* _Your task_
Copy out all the records, word for word.
----------
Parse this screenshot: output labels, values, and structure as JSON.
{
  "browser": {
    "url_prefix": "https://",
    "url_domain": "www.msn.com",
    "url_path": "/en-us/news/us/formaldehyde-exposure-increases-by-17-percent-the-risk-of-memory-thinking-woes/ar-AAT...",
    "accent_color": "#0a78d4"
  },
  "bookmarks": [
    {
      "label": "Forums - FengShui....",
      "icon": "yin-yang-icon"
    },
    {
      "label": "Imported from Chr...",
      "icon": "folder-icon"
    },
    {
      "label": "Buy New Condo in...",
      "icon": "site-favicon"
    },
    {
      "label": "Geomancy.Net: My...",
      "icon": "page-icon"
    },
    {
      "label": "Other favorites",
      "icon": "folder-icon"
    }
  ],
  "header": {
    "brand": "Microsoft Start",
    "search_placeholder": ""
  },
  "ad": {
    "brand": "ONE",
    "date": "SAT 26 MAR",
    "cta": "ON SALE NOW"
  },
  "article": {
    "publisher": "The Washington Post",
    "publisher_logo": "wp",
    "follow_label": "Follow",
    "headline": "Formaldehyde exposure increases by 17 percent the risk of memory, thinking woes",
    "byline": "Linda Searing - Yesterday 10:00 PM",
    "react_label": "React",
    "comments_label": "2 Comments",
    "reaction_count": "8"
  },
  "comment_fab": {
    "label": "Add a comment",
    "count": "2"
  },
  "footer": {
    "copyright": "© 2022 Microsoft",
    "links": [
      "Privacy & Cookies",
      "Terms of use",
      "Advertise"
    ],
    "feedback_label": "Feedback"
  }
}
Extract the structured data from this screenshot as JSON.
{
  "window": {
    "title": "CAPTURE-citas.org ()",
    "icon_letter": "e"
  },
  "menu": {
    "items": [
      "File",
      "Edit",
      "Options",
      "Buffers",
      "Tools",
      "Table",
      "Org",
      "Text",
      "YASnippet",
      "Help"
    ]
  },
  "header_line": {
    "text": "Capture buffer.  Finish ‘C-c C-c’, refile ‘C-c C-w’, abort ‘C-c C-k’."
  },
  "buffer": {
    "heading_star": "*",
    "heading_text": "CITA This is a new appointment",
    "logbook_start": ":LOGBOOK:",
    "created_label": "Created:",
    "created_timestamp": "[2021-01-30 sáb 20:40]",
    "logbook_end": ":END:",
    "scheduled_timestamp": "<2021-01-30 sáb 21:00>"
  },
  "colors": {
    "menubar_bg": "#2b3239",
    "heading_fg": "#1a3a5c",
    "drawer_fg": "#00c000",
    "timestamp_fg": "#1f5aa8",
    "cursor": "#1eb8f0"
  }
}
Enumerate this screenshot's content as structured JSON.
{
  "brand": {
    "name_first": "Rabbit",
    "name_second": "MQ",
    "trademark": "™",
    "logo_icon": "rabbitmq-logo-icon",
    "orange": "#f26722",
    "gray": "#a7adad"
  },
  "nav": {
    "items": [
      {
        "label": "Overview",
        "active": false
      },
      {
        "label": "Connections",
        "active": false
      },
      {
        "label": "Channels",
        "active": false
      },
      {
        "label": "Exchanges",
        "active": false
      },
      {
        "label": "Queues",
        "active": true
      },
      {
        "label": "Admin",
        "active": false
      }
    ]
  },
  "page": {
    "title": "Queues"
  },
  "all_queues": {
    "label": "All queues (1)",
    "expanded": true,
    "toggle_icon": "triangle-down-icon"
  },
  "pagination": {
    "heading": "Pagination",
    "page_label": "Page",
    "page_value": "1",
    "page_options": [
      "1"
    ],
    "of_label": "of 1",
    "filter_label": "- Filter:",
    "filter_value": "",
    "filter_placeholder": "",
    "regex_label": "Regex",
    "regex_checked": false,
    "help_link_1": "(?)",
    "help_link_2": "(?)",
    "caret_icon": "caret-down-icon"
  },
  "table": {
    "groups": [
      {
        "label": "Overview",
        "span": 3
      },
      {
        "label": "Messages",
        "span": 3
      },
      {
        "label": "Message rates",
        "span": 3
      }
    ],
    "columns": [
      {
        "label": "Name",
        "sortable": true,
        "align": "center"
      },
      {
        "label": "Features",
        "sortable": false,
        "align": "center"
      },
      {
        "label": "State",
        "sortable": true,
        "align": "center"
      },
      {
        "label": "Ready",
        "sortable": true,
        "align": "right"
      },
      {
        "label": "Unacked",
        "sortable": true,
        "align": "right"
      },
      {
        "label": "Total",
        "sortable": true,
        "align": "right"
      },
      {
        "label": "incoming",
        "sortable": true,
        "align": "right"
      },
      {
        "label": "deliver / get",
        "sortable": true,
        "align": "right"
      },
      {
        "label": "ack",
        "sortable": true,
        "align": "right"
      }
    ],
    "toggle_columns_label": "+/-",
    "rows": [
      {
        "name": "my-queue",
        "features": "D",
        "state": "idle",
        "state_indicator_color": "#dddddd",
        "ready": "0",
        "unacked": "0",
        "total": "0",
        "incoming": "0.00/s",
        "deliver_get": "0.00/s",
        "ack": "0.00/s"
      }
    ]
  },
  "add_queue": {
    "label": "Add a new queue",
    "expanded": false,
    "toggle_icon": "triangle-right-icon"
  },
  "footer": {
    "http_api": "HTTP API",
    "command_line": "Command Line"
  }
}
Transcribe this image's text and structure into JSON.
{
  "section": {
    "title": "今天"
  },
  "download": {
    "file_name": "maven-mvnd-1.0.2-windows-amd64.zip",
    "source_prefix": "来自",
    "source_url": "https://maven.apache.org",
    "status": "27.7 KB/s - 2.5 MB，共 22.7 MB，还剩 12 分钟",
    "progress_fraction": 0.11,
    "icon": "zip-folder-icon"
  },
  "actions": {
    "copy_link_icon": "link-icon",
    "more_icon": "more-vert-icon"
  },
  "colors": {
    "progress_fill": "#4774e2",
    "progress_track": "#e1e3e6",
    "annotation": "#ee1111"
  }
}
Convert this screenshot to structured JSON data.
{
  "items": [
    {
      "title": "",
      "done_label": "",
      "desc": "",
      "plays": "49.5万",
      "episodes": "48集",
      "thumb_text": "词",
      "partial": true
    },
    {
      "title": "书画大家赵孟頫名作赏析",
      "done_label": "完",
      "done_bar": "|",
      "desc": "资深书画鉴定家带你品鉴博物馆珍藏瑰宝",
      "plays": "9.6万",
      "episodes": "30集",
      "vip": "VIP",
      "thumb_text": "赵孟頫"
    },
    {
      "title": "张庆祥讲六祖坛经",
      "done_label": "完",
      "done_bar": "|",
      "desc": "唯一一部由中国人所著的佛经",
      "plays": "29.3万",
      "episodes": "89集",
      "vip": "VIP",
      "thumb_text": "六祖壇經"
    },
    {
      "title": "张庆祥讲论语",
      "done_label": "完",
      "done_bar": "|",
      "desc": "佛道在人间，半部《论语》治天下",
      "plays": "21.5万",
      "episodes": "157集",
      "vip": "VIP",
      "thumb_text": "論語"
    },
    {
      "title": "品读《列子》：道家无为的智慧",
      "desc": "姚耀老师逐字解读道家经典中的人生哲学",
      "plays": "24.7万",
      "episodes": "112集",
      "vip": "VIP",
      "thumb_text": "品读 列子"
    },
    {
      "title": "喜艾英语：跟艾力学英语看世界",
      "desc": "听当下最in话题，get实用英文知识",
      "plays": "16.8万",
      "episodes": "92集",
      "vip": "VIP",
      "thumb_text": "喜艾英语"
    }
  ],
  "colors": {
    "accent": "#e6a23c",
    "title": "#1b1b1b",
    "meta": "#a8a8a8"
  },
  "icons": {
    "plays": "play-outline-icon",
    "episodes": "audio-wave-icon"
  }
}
----------
* _Expected answer_
Parse this screenshot: output labels, values, and structure as JSON.
{
  "browser": {
    "url_prefix": "https://",
    "url_domain": "www.msn.com",
    "url_path": "/en-us/news/us/formaldehyde-exposure-increases-by-17-percent-the-risk-of-memory-thinking-woes/ar-AAT...",
    "accent_color": "#0a78d4"
  },
  "bookmarks": [
    {
      "label": "Forums - FengShui....",
      "icon": "yin-yang-icon"
    },
    {
      "label": "Imported from Chr...",
      "icon": "folder-icon"
    },
    {
      "label": "Buy New Condo in...",
      "icon": "site-favicon"
    },
    {
      "label": "Geomancy.Net: My...",
      "icon": "page-icon"
    },
    {
      "label": "Other favorites",
      "icon": "folder-icon"
    }
  ],
  "header": {
    "brand": "Microsoft Start",
    "search_placeholder": ""
  },
  "ad": {
    "brand": "ONE",
    "date": "SAT 26 MAR",
    "cta": "ON SALE NOW"
  },
  "article": {
    "publisher": "The Washington Post",
    "publisher_logo": "wp",
    "follow_label": "Follow",
    "headline": "Formaldehyde exposure increases by 17 percent the risk of memory, thinking woes",
    "byline": "Linda Searing - Yesterday 10:00 PM",
    "react_label": "React",
    "comments_label": "2 Comments",
    "reaction_count": "8"
  },
  "comment_fab": {
    "label": "Add a comment",
    "count": "2"
  },
  "footer": {
    "copyright": "© 2022 Microsoft",
    "links": [
      "Privacy & Cookies",
      "Terms of use",
      "Advertise"
    ],
    "feedback_label": "Feedback"
  }
}
Extract the structured data from this screenshot as JSON.
{
  "window": {
    "title": "CAPTURE-citas.org ()",
    "icon_letter": "e"
  },
  "menu": {
    "items": [
      "File",
      "Edit",
      "Options",
      "Buffers",
      "Tools",
      "Table",
      "Org",
      "Text",
      "YASnippet",
      "Help"
    ]
  },
  "header_line": {
    "text": "Capture buffer.  Finish ‘C-c C-c’, refile ‘C-c C-w’, abort ‘C-c C-k’."
  },
  "buffer": {
    "heading_star": "*",
    "heading_text": "CITA This is a new appointment",
    "logbook_start": ":LOGBOOK:",
    "created_label": "Created:",
    "created_timestamp": "[2021-01-30 sáb 20:40]",
    "logbook_end": ":END:",
    "scheduled_timestamp": "<2021-01-30 sáb 21:00>"
  },
  "colors": {
    "menubar_bg": "#2b3239",
    "heading_fg": "#1a3a5c",
    "drawer_fg": "#00c000",
    "timestamp_fg": "#1f5aa8",
    "cursor": "#1eb8f0"
  }
}
Enumerate this screenshot's content as structured JSON.
{
  "brand": {
    "name_first": "Rabbit",
    "name_second": "MQ",
    "trademark": "™",
    "logo_icon": "rabbitmq-logo-icon",
    "orange": "#f26722",
    "gray": "#a7adad"
  },
  "nav": {
    "items": [
      {
        "label": "Overview",
        "active": false
      },
      {
        "label": "Connections",
        "active": false
      },
      {
        "label": "Channels",
        "active": false
      },
      {
        "label": "Exchanges",
        "active": false
      },
      {
        "label": "Queues",
        "active": true
      },
      {
        "label": "Admin",
        "active": false
      }
    ]
  },
  "page": {
    "title": "Queues"
  },
  "all_queues": {
    "label": "All queues (1)",
    "expanded": true,
    "toggle_icon": "triangle-down-icon"
  },
  "pagination": {
    "heading": "Pagination",
    "page_label": "Page",
    "page_value": "1",
    "page_options": [
      "1"
    ],
    "of_label": "of 1",
    "filter_label": "- Filter:",
    "filter_value": "",
    "filter_placeholder": "",
    "regex_label": "Regex",
    "regex_checked": false,
    "help_link_1": "(?)",
    "help_link_2": "(?)",
    "caret_icon": "caret-down-icon"
  },
  "table": {
    "groups": [
      {
        "label": "Overview",
        "span": 3
      },
      {
        "label": "Messages",
        "span": 3
      },
      {
        "label": "Message rates",
        "span": 3
      }
    ],
    "columns": [
      {
        "label": "Name",
        "sortable": true,
        "align": "center"
      },
      {
        "label": "Features",
        "sortable": false,
        "align": "center"
      },
      {
        "label": "State",
        "sortable": true,
        "align": "center"
      },
      {
        "label": "Ready",
        "sortable": true,
        "align": "right"
      },
      {
        "label": "Unacked",
        "sortable": true,
        "align": "right"
      },
      {
        "label": "Total",
        "sortable": true,
        "align": "right"
      },
      {
        "label": "incoming",
        "sortable": true,
        "align": "right"
      },
      {
        "label": "deliver / get",
        "sortable": true,
        "align": "right"
      },
      {
        "label": "ack",
        "sortable": true,
        "align": "right"
      }
    ],
    "toggle_columns_label": "+/-",
    "rows": [
      {
        "name": "my-queue",
        "features": "D",
        "state": "idle",
        "state_indicator_color": "#dddddd",
        "ready": "0",
        "unacked": "0",
        "total": "0",
        "incoming": "0.00/s",
        "deliver_get": "0.00/s",
        "ack": "0.00/s"
      }
    ]
  },
  "add_queue": {
    "label": "Add a new queue",
    "expanded": false,
    "toggle_icon": "triangle-right-icon"
  },
  "footer": {
    "http_api": "HTTP API",
    "command_line": "Command Line"
  }
}
Transcribe this image's text and structure into JSON.
{
  "section": {
    "title": "今天"
  },
  "download": {
    "file_name": "maven-mvnd-1.0.2-windows-amd64.zip",
    "source_prefix": "来自",
    "source_url": "https://maven.apache.org",
    "status": "27.7 KB/s - 2.5 MB，共 22.7 MB，还剩 12 分钟",
    "progress_fraction": 0.11,
    "icon": "zip-folder-icon"
  },
  "actions": {
    "copy_link_icon": "link-icon",
    "more_icon": "more-vert-icon"
  },
  "colors": {
    "progress_fill": "#4774e2",
    "progress_track": "#e1e3e6",
    "annotation": "#ee1111"
  }
}
Convert this screenshot to structured JSON data.
{
  "items": [
    {
      "title": "",
      "done_label": "",
      "desc": "",
      "plays": "49.5万",
      "episodes": "48集",
      "thumb_text": "词",
      "partial": true
    },
    {
      "title": "书画大家赵孟頫名作赏析",
      "done_label": "完",
      "done_bar": "|",
      "desc": "资深书画鉴定家带你品鉴博物馆珍藏瑰宝",
      "plays": "9.6万",
      "episodes": "30集",
      "vip": "VIP",
      "thumb_text": "赵孟頫"
    },
    {
      "title": "张庆祥讲六祖坛经",
      "done_label": "完",
      "done_bar": "|",
      "desc": "唯一一部由中国人所著的佛经",
      "plays": "29.3万",
      "episodes": "89集",
      "vip": "VIP",
      "thumb_text": "六祖壇經"
    },
    {
      "title": "张庆祥讲论语",
      "done_label": "完",
      "done_bar": "|",
      "desc": "佛道在人间，半部《论语》治天下",
      "plays": "21.5万",
      "episodes": "157集",
      "vip": "VIP",
      "thumb_text": "論語"
    },
    {
      "title": "品读《列子》：道家无为的智慧",
      "desc": "姚耀老师逐字解读道家经典中的人生哲学",
      "plays": "24.7万",
      "episodes": "112集",
      "vip": "VIP",
      "thumb_text": "品读 列子"
    },
    {
      "title": "喜艾英语：跟艾力学英语看世界",
      "desc": "听当下最in话题，get实用英文知识",
      "plays": "16.8万",
      "episodes": "92集",
      "vip": "VIP",
      "thumb_text": "喜艾英语"
    }
  ],
  "colors": {
    "accent": "#e6a23c",
    "title": "#1b1b1b",
    "meta": "#a8a8a8"
  },
  "icons": {
    "plays": "play-outline-icon",
    "episodes": "audio-wave-icon"
  }
}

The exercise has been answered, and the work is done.